| Tasks to perform |
a. According to the overview of the Mid-American Conference women's golf championships, how many rounds make up the championship meet?
b. Continue the overview of the Mid-American Conference women's golf championships from its final sentence.

| Quoted passage |

- Sport: Women's golf
- Conference: Mid-American Conference
- Number of teams: 10
- Played: 1999–present
- Last contest: 2026
- Current champion: Kent State
- Most championships: Kent State (27)
- Official website: getsomemaction.com/sports/wgolf

Host locations
- Akron, Ohio (2026) Muncie, Indiana (2025) Grove City, Ohio (2024) Kalamazoo, Michigan (2023) Holland, Ohio (2022) Naperville, Illinois (2018) Silver Lake, Ohio (2017, 2021) Noblesville, Indiana (2016, 2019) Lebanon, Ohio (2015) Fishers, Indiana (2010, 2012, 2014) Nashport, Ohio (2007, 2009, 2011, 2013) Indianapolis (2008) Hamilton, Ohio (2000–2006) Mason, Ohio (1999)

= Mid-American Conference Women's Golf Championships =

The Mid-American Conference women's golf championships is the conference championship tournament for women's golf in the Mid-American Conference, a Division I member of the National Collegiate Athletic Association (NCAA). All ten conference members qualify for the championship meet, which is held in three rounds. The winner of the championship receives a regional berth to the NCAA Division I Women's Golf Championships. The tournament began in 1999 and is rotated to different courses each year, with the various conference members acting as host. Through the 2026 championship, Kent State has won all 27 titles, a conference record for consecutive championships in any sport.

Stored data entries

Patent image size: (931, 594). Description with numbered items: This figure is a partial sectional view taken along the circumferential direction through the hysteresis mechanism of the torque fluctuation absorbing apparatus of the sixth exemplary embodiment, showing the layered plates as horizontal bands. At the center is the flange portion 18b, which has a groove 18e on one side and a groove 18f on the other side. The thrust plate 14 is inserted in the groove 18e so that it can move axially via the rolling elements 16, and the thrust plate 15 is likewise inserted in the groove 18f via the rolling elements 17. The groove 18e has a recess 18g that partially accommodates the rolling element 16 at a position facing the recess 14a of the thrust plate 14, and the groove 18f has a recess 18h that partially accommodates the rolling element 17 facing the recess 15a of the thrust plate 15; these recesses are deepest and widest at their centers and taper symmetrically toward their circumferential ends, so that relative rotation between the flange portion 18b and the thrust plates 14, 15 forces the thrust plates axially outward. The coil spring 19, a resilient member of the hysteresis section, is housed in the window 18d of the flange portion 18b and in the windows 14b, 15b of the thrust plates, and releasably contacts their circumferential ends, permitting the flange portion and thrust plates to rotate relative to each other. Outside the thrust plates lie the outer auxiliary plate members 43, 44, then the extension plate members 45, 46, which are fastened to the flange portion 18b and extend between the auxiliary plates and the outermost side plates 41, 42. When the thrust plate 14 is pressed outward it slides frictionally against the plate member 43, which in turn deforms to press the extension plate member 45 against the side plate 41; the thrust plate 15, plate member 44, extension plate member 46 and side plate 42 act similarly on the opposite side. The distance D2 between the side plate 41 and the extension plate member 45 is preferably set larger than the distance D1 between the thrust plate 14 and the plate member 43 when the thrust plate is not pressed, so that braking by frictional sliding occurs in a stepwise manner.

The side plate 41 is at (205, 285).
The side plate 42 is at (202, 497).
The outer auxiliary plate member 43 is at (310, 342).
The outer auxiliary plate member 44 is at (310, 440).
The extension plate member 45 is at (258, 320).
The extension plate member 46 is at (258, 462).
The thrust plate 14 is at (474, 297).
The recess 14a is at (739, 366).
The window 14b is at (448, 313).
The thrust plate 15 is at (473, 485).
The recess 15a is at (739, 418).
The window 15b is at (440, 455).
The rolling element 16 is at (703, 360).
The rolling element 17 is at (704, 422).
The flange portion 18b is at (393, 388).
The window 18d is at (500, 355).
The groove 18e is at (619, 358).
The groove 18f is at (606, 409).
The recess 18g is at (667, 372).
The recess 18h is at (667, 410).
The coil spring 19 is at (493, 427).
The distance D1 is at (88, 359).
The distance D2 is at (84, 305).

| Answers for the tasks |
a. The championship meet is held in three rounds.

b.
==History and format==
The championship was organized in 1999 after several conference members added women's golf as a varsity sport in the late 1990s. It is played in late April and consists of three rounds of stroke play held over three days with all ten conference members participating. The 2005 championship only had two rounds played instead of the originally scheduled three due to weather. Beginning in 2006, the format was changed to four rounds, with two rounds on the opening day, but was returned to three rounds in 2010. The inaugural championship, held at the Kings Island Golf Course in Mason, Ohio, consisted of seven teams: Bowling Green, Eastern Michigan, Kent State, Northern Illinois, Ohio, Toledo, and Western Michigan. The total increased to eight in 2001 with the addition of Ball State and nine in 2003 with Marshall joining, but returned to eight for 2006 after Marshall left the MAC following the 2005 season. Akron began MAC play in 2009 and Central Michigan joined in 2015.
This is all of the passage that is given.